> **Passage shown**
Here's my newbie expression (feel free to laugh). This expression has been placed on the Scale property for the ellipse. Parts of this seem to work on their own, but it's not doing what I would like it to do as a whole:

var prevFrame = position.valueAtTime(time - .0333)

var currentFrame = position.valueAtTime(time);

if (currentFrame = prevFrame) transform.scale +[10, 10];

else [100, 100];

As you'll see, I tried to look at the position of the previous frame, then compare it's position to the current frame. I've calculated one frame to be .033 seconds. The ellipse scales up to 110% but that's it. It starts at 110% and stays that size for all frames. The expression doesn't generate an error, so I'm thinking I might be close. But I'm also guessing there are ten other ways to do this that might be better.

Thanks for looking this over and offering your guidance.

This topic has been closed for replies.
Correct answer stib

If the position property is driven by keyframes you could get the last keyframe's time and calculate the value from the elapsed time since then. Faster than looping through all the frames.

var p = transform.position;

var n = p.nearestKey(time).index; //gets the index of nearest KF

if (p.key(n).time > time){ n-- ;} // the nearest KF could be *after* the current time, if it is choose the previous KF

if (n <= 1){

      [100,100]; //we've ended up back at the first KF

} else {

     var k1 = p.key(n - 1); //the KF before the nearest one

     var k2 = p.key(n); //the nearest key

     // note that arrays can't be directly compared in JS,

     //hence the code below. Add another dimension for 3D:

     if (k1.value[0] === k2.value[0] && k1.value[1] === k2.value[1] ){

           //KFs are the same

           [100, 100];

     } else {

           // grow the layer 10% for each frame after the previous position key.

           var s = 100 + 10 * (time - k2.time)/thisComp.frameDuration;

           [s, s]

     }

}

1 reply

Dan Ebberts
Community Expert
Community Expert
March 28, 2018

There are a couple of key points about expressions that I think you may be missing. When an expression references the value of the property hosting the expression (like you do with transform.scale) the value you get back is the pre-expression value of the property, as if the expression doesn't exist. So an expression can't propagate a value from one frame to the next that way. In fact, there's no way for an expression to pass or store information for use later. Expressions have no memory.

> **Excerpted data**

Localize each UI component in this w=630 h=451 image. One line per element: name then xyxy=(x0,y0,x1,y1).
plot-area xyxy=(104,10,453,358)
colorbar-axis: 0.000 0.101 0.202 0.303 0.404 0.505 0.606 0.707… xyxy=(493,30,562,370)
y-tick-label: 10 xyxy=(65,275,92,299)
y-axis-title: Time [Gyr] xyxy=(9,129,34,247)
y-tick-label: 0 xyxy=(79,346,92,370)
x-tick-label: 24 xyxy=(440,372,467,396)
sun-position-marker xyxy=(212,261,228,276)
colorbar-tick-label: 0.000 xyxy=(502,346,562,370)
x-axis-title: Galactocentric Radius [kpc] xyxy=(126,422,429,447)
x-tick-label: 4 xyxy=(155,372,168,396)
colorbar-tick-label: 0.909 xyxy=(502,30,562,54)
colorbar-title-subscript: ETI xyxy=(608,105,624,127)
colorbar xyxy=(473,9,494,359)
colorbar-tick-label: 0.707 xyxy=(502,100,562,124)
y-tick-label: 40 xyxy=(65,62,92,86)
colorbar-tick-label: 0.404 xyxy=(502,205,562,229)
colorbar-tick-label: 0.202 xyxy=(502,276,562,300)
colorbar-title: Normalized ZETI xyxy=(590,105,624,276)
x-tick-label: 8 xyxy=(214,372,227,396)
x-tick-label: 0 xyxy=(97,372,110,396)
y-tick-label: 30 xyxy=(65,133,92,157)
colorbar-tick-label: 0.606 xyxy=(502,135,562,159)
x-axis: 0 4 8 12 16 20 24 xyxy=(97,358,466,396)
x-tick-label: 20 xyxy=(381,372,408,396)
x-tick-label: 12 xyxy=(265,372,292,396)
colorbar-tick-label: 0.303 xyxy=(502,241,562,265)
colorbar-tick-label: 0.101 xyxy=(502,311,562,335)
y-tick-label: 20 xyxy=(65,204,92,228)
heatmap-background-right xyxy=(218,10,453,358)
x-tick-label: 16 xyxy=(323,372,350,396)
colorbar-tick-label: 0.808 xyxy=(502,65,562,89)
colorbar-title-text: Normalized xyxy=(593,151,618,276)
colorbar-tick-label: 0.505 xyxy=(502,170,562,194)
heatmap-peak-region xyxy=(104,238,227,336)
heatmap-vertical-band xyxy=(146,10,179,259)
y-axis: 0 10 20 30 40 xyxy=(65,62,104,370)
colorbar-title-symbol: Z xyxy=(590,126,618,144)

> **Study questions**
A – Answer these questions about the forum thread about the scale expression.
(i) How many seconds did the original poster calculate one frame to be?
(ii) In the code of the reply marked as the correct answer, by what percentage does the layer grow for each frame after the previous position key?
(iii) According to the reply dated March 28, 2018, what value comes back when an expression references the property hosting it?
B – Return the stretch of the forum thread about the scale expression from "var currentFrame = position.valueAtTime(time);" through "closed for replies.".
C – Take the forum thread about the scale expression further from where it stops.
You will not need the material.

> **Answers to the exercises**
A –
(i) .033 seconds
(ii) 10%
(iii) The pre-expression value of the property, as if the expression doesn't exist

B –
var currentFrame = position.valueAtTime(time);

if (currentFrame = prevFrame) transform.scale +[10, 10];

else [100, 100];

As you'll see, I tried to look at the position of the previous frame, then compare it's position to the current frame. I've calculated one frame to be .033 seconds. The ellipse scales up to 110% but that's it. It starts at 110% and stays that size for all frames. The expression doesn't generate an error, so I'm thinking I might be close. But I'm also guessing there are ten other ways to do this that might be better.

Thanks for looking this over and offering your guidance.

This topic has been closed for replies.

C –
So, what you have to do is set your expression up to re-create the calculations that led up to the current frame. In your case, you'd need to go back in time, probably frame-by-frame, using valueAtTime() to calculate how long ago the position property arrived at its current value. Then use that value to calculate the current scale.

Dan

stib
stibCorrect answer
Inspiring
March 30, 2018

If the position property is driven by keyframes you could get the last keyframe's time and calculate the value from the elapsed time since then. Faster than looping through all the frames.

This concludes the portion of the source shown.